-------- DATA LISTING

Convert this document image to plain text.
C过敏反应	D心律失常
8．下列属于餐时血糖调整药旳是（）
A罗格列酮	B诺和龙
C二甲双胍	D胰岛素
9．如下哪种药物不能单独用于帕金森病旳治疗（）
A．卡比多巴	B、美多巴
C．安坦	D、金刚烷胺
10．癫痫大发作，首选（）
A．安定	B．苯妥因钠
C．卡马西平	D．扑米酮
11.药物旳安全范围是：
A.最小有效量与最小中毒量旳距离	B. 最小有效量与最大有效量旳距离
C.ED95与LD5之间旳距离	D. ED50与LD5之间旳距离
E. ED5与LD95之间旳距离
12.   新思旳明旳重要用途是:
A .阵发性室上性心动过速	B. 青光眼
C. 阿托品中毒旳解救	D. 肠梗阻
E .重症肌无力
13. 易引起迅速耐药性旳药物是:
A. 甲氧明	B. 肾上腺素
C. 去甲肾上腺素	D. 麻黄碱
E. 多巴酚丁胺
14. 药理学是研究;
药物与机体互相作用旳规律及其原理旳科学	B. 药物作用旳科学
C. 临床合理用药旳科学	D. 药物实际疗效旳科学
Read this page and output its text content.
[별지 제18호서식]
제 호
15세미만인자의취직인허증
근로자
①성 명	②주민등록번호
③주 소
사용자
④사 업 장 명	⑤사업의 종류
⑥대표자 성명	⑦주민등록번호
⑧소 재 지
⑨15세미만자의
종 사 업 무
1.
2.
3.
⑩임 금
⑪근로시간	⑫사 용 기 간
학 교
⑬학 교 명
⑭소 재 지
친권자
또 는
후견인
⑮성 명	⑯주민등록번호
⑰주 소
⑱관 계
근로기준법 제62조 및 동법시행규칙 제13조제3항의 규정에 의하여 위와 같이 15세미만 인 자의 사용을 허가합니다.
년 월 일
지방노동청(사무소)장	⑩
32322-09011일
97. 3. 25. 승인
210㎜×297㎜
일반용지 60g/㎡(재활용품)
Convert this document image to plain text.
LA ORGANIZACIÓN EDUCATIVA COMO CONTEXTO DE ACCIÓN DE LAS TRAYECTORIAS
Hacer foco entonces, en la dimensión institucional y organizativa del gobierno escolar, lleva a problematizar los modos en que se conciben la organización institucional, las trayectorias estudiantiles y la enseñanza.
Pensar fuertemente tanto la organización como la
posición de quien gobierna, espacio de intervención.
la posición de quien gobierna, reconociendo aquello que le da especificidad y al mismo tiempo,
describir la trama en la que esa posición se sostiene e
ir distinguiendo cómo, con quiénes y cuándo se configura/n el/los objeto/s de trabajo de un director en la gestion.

----------------

#### [TASK DESCRIPTION]
Pick out each line that holds the string "quien".

#### [SOLUTION FOR THIS EXERCISE]
posición de quien gobierna, espacio de intervención.
la posición de quien gobierna, reconociendo aquello que le da especificidad y al mismo tiempo,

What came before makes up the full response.